> **EXERCISE INSTRUCTIONS**:
Repeat each record exactly as written, and drop any images.

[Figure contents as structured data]
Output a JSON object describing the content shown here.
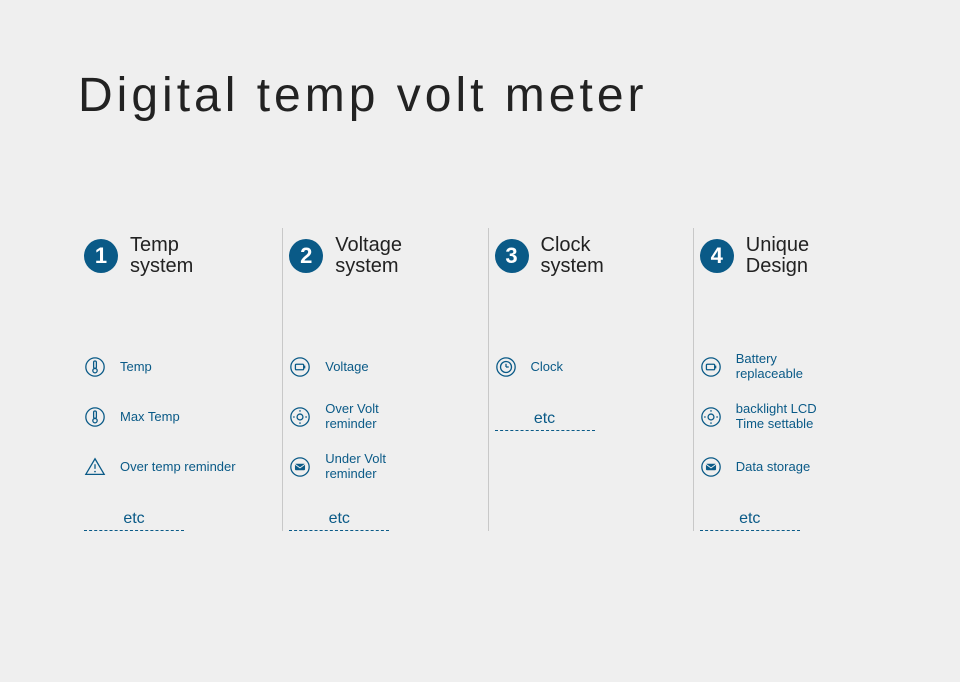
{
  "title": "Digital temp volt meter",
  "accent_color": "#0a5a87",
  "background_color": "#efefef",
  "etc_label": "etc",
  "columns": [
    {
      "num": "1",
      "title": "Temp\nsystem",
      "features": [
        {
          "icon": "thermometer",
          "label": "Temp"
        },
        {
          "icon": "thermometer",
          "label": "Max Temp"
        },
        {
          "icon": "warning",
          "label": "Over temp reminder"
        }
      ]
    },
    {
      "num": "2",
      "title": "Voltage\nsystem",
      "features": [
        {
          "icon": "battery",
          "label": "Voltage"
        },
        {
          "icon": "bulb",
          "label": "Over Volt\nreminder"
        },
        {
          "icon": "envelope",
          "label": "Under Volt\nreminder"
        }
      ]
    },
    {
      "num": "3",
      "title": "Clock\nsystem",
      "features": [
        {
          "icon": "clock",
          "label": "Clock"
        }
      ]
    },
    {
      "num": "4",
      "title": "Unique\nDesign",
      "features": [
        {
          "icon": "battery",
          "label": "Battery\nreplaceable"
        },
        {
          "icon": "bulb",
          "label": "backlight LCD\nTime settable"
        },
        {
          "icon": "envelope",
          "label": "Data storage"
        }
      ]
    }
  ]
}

> **SOLUTION TO THE PROBLEM**:
Output a JSON object describing the content shown here.
{
  "title": "Digital temp volt meter",
  "accent_color": "#0a5a87",
  "background_color": "#efefef",
  "etc_label": "etc",
  "columns": [
    {
      "num": "1",
      "title": "Temp\nsystem",
      "features": [
        {
          "icon": "thermometer",
          "label": "Temp"
        },
        {
          "icon": "thermometer",
          "label": "Max Temp"
        },
        {
          "icon": "warning",
          "label": "Over temp reminder"
        }
      ]
    },
    {
      "num": "2",
      "title": "Voltage\nsystem",
      "features": [
        {
          "icon": "battery",
          "label": "Voltage"
        },
        {
          "icon": "bulb",
          "label": "Over Volt\nreminder"
        },
        {
          "icon": "envelope",
          "label": "Under Volt\nreminder"
        }
      ]
    },
    {
      "num": "3",
      "title": "Clock\nsystem",
      "features": [
        {
          "icon": "clock",
          "label": "Clock"
        }
      ]
    },
    {
      "num": "4",
      "title": "Unique\nDesign",
      "features": [
        {
          "icon": "battery",
          "label": "Battery\nreplaceable"
        },
        {
          "icon": "bulb",
          "label": "backlight LCD\nTime settable"
        },
        {
          "icon": "envelope",
          "label": "Data storage"
        }
      ]
    }
  ]
}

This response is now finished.